### [Text segment]
begin
Congressional Act of 1776 | Land Ordinance of 1785 | Land Act of 1800 | Preemption Acts of 1799 & 1801 | Land Act of 1804 | Preemption & Intrusion Acts of 1807 | Illinois Preemption Act of 1813 | Land Act of 1820 | Preemption Act of 1841 | Donation Land Claim Act of 1850 | Bounty Land Act of 1855 | Homestead Act of 1862
Beginning with the Congressional Act of 16 September 1776, a wide variety of Congressional acts have governed the transfer of federal land to its first individual owner. These land laws opened up new territories in the thirty public land states, established the practice of offering land as compensation for military service, and extended preemption rights to squatters. Understanding if and how these acts may have affected your ancestor’s migration and settlement can lead to additional records!
Major U.S. Public Land Acts
The Congressional Act of 16 September 1776 established provisions for granting lands of 100 to 500 acres, termed “bounty land,” for those officers and soldiers who enlisted in the Continental Army to fight in the American Revolution.
end
### [Provided data]
begin
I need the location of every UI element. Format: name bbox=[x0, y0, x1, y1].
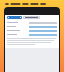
end
### [Instruction 1]
From the passage on U.S. public land acts, reproduce the portion that begins at the words "Major U.S. Public" and ends after "the American Revolution.", substituting "Patriot forces" for "Continental Army".
### [Instruction 2]
According to the passage on U.S. public land acts, what range of acreage did the Congressional Act of 16 September 1776 provide for in its grants of bounty land?

### [Correct output 1]
Major U.S. Public Land Acts
The Congressional Act of 16 September 1776 established provisions for granting lands of 100 to 500 acres, termed “bounty land,” for those officers and soldiers who enlisted in the Patriot forces to fight in the American Revolution.

### [Correct output 2]
100 to 500 acres